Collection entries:

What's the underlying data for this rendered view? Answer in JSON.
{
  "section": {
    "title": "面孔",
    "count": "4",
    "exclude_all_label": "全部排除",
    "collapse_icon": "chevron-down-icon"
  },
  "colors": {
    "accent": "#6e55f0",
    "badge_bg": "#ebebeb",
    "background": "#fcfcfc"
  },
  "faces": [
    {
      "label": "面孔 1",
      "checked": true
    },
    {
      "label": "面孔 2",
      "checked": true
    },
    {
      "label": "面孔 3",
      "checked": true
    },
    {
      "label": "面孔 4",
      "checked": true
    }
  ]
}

---

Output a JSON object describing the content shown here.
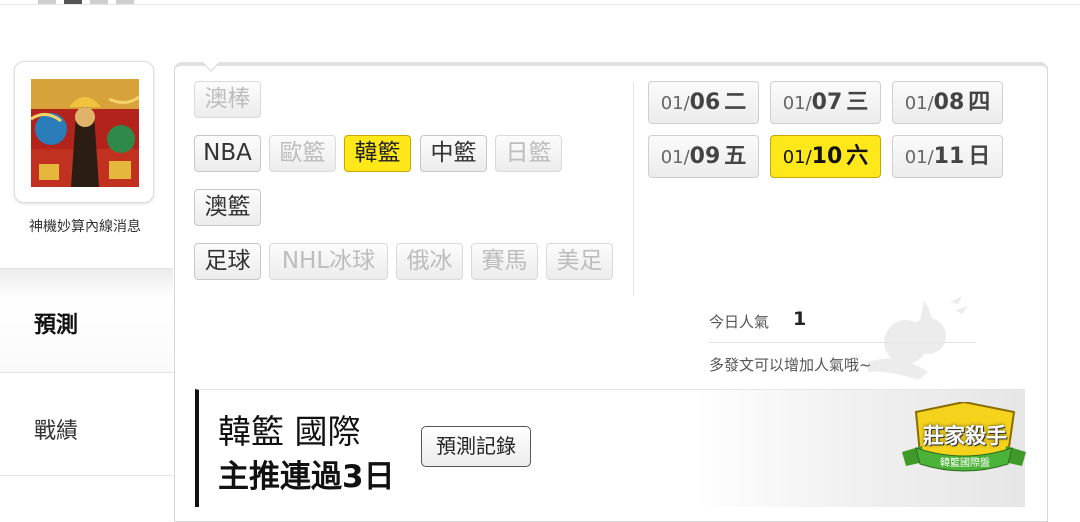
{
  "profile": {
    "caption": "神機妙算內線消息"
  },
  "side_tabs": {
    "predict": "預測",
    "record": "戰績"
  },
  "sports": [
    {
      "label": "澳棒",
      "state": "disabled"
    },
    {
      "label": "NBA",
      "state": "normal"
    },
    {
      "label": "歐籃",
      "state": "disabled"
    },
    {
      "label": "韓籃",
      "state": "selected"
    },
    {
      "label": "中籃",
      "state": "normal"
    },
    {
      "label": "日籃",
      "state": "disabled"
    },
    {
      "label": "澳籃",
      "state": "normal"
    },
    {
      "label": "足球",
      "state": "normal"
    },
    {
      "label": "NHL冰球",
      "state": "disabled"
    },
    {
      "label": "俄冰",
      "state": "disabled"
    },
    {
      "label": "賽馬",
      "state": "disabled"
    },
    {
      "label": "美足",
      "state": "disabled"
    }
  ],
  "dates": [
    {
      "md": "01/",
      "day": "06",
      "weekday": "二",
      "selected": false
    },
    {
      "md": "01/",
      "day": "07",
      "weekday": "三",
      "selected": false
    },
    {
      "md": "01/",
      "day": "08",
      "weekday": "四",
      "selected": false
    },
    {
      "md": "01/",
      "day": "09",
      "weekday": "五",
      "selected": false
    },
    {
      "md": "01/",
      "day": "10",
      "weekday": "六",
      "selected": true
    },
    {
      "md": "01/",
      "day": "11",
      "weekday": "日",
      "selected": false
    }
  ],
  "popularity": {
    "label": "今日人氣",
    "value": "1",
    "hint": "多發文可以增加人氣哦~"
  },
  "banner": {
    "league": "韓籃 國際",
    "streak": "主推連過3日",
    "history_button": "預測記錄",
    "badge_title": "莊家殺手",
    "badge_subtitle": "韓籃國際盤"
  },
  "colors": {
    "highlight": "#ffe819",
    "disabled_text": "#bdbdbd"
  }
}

* * *

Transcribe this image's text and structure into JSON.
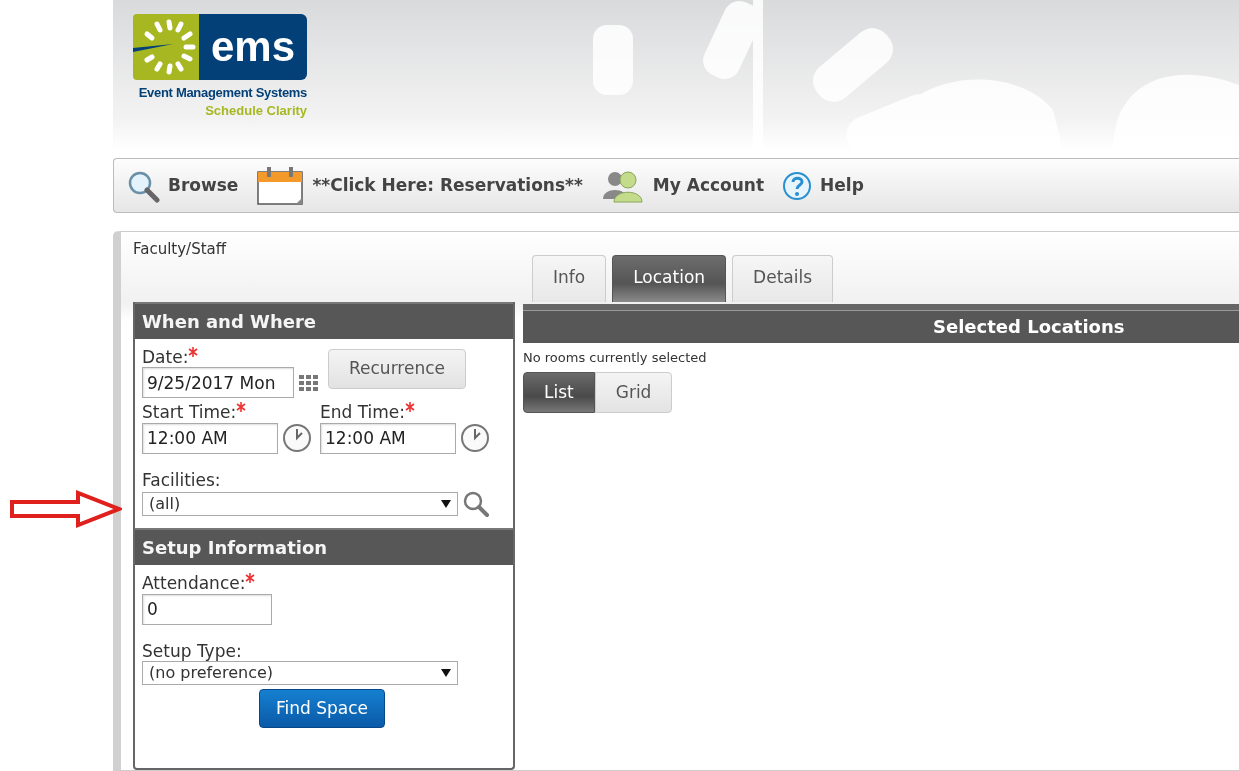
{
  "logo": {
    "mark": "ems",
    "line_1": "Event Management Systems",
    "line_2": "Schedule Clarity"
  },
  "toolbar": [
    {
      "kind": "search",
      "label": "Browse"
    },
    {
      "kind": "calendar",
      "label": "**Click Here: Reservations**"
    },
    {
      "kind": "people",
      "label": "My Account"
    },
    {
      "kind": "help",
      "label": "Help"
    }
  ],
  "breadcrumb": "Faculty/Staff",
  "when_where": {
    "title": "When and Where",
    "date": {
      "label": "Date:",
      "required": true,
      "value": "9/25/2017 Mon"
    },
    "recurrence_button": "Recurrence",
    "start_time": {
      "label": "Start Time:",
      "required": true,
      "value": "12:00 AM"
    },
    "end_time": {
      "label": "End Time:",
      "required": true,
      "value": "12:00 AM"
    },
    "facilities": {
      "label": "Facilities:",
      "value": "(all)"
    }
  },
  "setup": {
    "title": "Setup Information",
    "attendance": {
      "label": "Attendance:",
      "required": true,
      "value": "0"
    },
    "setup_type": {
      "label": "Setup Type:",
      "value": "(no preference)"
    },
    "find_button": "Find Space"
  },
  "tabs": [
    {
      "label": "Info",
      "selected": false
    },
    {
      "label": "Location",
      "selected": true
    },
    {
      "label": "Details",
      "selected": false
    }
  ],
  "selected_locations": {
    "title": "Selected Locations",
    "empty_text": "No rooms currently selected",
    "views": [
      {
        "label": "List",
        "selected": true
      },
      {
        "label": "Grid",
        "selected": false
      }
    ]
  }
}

> _Aim of the task_
Check the data for the word "value" and pull out the lines that have it.

> _Full answer_
    "value": "1",
      "value": "9/25/2017 Mon"
      "value": "12:00 AM"
      "value": "12:00 AM"
      "value": "(all)"
      "value": "0"
      "value": "(no preference)"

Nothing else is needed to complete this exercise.